[Directions]:
Reproduce the records below in full and word for word, excluding pictures.

━━━ Data for the task ━━━

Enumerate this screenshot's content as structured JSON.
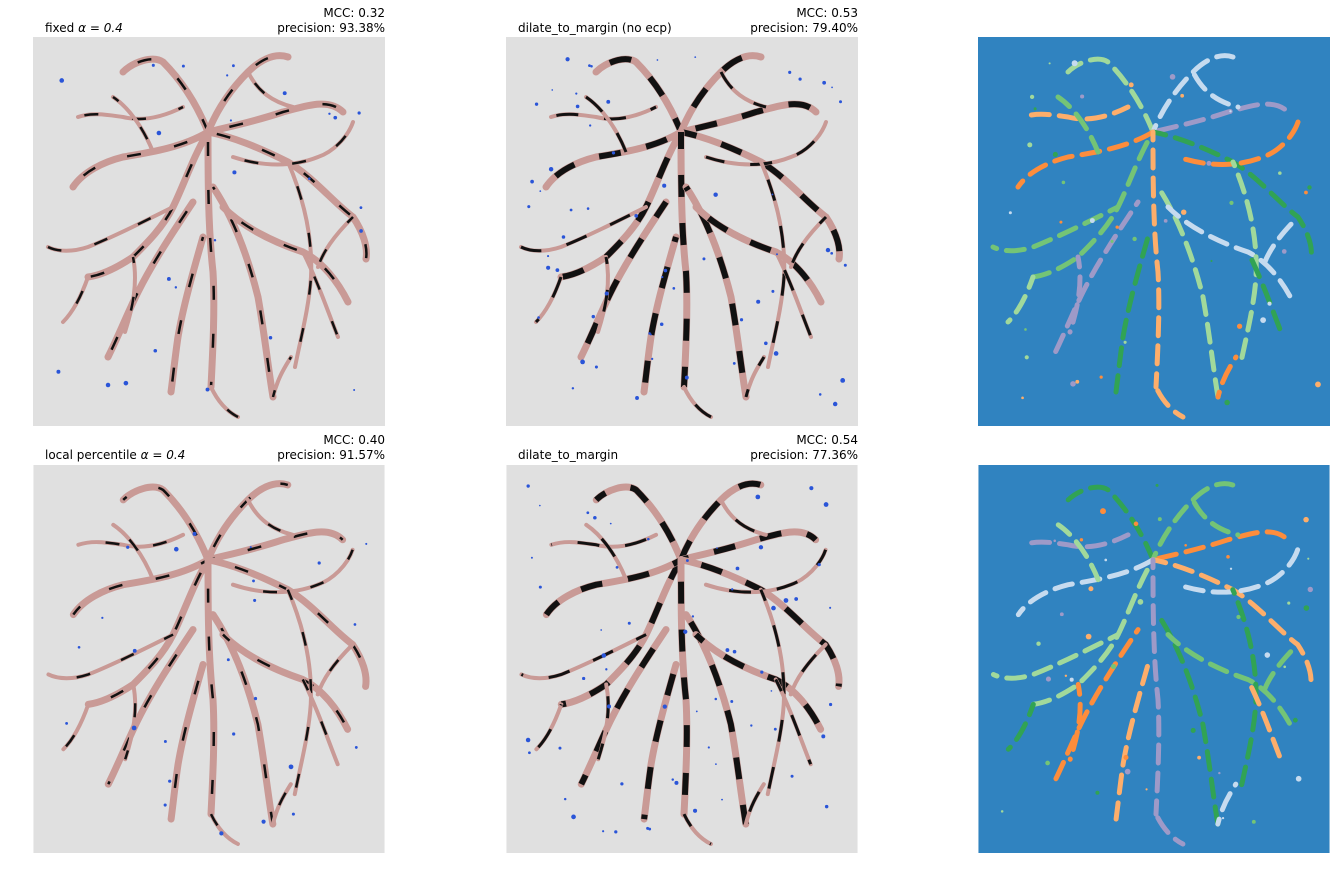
{
  "figure": {
    "panels": [
      {
        "id": "r1c1",
        "title_left_prefix": "fixed ",
        "title_left_alpha": "α = 0.4",
        "mcc": "MCC: 0.32",
        "precision": "precision: 93.38%",
        "kind": "overlay"
      },
      {
        "id": "r1c2",
        "title_left": "dilate_to_margin (no ecp)",
        "mcc": "MCC: 0.53",
        "precision": "precision: 79.40%",
        "kind": "overlay"
      },
      {
        "id": "r1c3",
        "kind": "labels"
      },
      {
        "id": "r2c1",
        "title_left_prefix": "local percentile ",
        "title_left_alpha": "α = 0.4",
        "mcc": "MCC: 0.40",
        "precision": "precision: 91.57%",
        "kind": "overlay"
      },
      {
        "id": "r2c2",
        "title_left": "dilate_to_margin",
        "mcc": "MCC: 0.54",
        "precision": "precision: 77.36%",
        "kind": "overlay"
      },
      {
        "id": "r2c3",
        "kind": "labels"
      }
    ],
    "colors": {
      "panel_bg": "#e0e0e0",
      "vessel": "#c99a96",
      "segment": "#111111",
      "false_pos": "#2a55d8",
      "label_bg": "#3083c0",
      "label_palette": [
        "#fd8d3c",
        "#fdae6b",
        "#a1d99b",
        "#c6dbef",
        "#9e9ac8",
        "#31a354",
        "#74c476"
      ]
    }
  }
}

━━━

[Written response]:
Enumerate this screenshot's content as structured JSON.
{
  "figure": {
    "panels": [
      {
        "id": "r1c1",
        "title_left_prefix": "fixed ",
        "title_left_alpha": "α = 0.4",
        "mcc": "MCC: 0.32",
        "precision": "precision: 93.38%",
        "kind": "overlay"
      },
      {
        "id": "r1c2",
        "title_left": "dilate_to_margin (no ecp)",
        "mcc": "MCC: 0.53",
        "precision": "precision: 79.40%",
        "kind": "overlay"
      },
      {
        "id": "r1c3",
        "kind": "labels"
      },
      {
        "id": "r2c1",
        "title_left_prefix": "local percentile ",
        "title_left_alpha": "α = 0.4",
        "mcc": "MCC: 0.40",
        "precision": "precision: 91.57%",
        "kind": "overlay"
      },
      {
        "id": "r2c2",
        "title_left": "dilate_to_margin",
        "mcc": "MCC: 0.54",
        "precision": "precision: 77.36%",
        "kind": "overlay"
      },
      {
        "id": "r2c3",
        "kind": "labels"
      }
    ],
    "colors": {
      "panel_bg": "#e0e0e0",
      "vessel": "#c99a96",
      "segment": "#111111",
      "false_pos": "#2a55d8",
      "label_bg": "#3083c0",
      "label_palette": [
        "#fd8d3c",
        "#fdae6b",
        "#a1d99b",
        "#c6dbef",
        "#9e9ac8",
        "#31a354",
        "#74c476"
      ]
    }
  }
}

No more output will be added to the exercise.